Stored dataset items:
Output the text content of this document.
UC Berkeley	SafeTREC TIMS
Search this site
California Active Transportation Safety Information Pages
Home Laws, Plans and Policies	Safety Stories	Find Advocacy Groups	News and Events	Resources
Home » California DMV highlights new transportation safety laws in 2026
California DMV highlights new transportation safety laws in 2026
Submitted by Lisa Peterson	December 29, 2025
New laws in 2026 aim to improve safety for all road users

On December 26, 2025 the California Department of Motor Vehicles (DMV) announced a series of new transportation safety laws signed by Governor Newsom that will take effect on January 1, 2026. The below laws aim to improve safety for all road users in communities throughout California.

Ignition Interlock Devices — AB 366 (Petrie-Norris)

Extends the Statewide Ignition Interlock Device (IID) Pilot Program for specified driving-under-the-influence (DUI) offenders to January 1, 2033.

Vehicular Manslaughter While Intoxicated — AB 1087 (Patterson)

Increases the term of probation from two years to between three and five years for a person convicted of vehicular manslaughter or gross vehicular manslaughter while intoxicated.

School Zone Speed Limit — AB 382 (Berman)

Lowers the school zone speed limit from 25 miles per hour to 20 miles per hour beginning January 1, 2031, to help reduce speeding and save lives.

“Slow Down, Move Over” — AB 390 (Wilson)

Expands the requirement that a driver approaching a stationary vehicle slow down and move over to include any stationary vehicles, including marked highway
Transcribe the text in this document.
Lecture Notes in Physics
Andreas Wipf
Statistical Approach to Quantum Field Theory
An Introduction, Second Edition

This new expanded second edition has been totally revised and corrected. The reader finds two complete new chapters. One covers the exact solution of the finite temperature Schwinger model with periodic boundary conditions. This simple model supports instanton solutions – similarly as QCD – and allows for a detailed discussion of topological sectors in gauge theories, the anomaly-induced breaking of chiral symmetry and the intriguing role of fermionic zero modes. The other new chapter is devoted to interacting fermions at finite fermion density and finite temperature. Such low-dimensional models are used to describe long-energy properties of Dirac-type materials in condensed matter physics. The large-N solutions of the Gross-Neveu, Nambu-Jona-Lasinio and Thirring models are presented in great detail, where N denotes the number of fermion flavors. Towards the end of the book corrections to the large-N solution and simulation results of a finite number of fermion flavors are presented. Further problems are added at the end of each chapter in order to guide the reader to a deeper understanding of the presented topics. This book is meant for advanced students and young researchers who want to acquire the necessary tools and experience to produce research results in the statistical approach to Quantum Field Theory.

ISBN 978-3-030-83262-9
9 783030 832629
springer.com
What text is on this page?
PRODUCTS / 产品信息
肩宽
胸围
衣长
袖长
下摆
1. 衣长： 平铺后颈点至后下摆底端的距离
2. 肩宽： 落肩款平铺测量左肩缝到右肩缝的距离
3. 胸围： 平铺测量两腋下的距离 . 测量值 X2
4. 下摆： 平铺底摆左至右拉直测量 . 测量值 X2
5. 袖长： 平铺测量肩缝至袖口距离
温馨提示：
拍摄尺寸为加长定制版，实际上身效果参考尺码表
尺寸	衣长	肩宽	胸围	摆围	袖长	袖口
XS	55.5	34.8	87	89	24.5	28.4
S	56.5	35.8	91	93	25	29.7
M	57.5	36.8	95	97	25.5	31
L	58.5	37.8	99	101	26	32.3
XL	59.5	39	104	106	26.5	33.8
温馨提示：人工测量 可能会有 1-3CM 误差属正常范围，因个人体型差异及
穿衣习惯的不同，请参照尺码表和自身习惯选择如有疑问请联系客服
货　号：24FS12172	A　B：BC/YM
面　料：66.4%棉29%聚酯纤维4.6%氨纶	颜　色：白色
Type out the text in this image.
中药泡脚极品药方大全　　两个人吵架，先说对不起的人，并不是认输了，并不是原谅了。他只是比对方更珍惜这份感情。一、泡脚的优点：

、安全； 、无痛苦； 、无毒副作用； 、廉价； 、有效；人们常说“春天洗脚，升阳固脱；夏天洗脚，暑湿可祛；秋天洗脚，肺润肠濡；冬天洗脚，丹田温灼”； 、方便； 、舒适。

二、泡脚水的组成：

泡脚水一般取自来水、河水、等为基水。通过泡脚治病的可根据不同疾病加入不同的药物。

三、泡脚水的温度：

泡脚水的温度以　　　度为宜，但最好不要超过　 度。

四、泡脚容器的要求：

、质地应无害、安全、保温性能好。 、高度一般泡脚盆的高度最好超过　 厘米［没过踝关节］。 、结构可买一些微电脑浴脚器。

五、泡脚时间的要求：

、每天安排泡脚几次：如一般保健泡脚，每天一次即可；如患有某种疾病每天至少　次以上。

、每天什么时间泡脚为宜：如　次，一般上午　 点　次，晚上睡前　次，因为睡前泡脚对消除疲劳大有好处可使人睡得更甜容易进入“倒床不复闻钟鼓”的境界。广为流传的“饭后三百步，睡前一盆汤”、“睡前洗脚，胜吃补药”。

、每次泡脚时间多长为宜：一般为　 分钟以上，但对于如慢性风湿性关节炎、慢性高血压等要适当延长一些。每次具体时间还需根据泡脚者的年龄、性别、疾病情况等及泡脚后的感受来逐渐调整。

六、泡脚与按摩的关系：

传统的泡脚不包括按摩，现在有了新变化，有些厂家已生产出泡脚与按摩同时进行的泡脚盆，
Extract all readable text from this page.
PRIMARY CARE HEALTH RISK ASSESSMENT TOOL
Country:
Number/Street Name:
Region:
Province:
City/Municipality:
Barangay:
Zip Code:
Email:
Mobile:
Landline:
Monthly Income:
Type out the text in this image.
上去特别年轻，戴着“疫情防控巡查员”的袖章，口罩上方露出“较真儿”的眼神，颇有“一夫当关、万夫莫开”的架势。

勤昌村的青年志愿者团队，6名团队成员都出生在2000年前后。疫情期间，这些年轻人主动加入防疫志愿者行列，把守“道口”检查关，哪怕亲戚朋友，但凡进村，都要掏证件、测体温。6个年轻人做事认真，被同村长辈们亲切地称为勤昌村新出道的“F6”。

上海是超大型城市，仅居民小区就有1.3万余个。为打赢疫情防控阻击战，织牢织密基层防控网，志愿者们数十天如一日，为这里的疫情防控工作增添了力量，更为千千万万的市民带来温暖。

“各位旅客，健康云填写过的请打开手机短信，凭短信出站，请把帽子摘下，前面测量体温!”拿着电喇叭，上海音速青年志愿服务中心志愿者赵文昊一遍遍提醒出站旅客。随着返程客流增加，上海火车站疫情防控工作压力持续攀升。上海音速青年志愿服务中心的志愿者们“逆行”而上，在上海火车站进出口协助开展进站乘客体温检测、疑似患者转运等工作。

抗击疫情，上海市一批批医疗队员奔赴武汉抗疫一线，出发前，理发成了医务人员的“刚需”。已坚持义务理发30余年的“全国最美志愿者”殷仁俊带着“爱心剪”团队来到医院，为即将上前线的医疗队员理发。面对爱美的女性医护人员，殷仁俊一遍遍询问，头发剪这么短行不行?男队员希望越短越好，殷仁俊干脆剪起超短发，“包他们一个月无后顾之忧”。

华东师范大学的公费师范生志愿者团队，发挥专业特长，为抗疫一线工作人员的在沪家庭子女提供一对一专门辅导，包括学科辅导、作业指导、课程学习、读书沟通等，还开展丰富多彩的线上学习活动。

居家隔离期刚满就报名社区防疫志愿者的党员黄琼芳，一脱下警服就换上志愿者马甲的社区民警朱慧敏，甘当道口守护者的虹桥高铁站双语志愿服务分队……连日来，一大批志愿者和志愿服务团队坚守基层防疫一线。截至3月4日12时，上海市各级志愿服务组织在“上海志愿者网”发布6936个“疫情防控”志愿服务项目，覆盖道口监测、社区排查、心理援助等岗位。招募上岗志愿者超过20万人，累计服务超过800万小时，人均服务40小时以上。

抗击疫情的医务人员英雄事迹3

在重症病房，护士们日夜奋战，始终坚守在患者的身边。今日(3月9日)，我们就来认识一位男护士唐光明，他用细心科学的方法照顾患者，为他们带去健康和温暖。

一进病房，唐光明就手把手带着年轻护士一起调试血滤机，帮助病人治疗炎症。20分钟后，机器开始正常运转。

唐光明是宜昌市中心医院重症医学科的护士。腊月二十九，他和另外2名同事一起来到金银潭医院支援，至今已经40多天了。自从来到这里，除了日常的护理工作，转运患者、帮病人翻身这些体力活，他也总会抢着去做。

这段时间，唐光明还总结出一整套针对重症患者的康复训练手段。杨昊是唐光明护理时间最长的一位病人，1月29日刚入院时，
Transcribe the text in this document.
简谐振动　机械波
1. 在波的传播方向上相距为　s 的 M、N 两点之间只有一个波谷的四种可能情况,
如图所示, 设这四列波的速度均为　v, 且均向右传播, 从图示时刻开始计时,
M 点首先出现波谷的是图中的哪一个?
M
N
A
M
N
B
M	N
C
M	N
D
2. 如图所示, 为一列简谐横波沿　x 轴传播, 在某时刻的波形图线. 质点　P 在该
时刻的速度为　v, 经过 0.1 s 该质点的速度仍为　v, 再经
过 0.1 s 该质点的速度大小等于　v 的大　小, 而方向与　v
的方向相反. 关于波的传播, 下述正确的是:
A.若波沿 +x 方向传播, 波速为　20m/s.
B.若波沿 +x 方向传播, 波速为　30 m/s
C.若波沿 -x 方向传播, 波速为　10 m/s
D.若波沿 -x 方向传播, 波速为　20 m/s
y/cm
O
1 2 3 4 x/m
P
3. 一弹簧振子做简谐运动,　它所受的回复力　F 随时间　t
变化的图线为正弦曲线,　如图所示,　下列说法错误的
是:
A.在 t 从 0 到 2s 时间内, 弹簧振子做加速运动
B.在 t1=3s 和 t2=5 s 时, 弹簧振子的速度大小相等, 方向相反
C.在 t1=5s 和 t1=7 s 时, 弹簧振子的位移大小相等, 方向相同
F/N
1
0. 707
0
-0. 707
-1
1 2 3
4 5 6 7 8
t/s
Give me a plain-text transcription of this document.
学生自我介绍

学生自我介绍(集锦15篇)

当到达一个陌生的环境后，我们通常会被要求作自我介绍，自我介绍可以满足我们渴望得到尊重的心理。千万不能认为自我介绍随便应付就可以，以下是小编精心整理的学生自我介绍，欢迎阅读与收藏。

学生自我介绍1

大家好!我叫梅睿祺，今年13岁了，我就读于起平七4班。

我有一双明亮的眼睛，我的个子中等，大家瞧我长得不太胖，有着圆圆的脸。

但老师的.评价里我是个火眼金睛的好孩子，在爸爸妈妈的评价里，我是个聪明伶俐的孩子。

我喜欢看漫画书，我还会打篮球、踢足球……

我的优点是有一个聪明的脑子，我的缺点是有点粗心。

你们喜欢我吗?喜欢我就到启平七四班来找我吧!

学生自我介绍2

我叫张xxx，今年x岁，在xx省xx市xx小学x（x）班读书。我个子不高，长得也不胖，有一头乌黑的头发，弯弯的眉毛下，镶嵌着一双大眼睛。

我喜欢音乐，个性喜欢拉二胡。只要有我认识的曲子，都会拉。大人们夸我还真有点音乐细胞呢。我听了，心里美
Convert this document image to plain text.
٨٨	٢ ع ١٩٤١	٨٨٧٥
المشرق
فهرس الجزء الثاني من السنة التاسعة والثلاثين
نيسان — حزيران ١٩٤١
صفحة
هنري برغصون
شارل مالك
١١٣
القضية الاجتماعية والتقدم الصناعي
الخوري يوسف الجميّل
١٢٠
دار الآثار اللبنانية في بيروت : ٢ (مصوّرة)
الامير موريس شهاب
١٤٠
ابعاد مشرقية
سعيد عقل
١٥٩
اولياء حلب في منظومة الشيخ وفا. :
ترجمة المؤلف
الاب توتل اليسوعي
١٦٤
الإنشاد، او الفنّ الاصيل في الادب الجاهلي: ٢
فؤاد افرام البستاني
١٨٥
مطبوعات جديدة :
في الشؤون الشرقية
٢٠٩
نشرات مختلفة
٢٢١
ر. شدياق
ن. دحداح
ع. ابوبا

**EXERCISE BRIEF**: Gather all lines of the records that include the word "December".

**SOLVED EXERCISE**:
Submitted by Lisa Peterson	December 29, 2025
On December 26, 2025 the California Department of Motor Vehicles (DMV) announced a series of new transportation safety laws signed by Governor Newsom that will take effect on January 1, 2026. The below laws aim to improve safety for all road users in communities throughout California.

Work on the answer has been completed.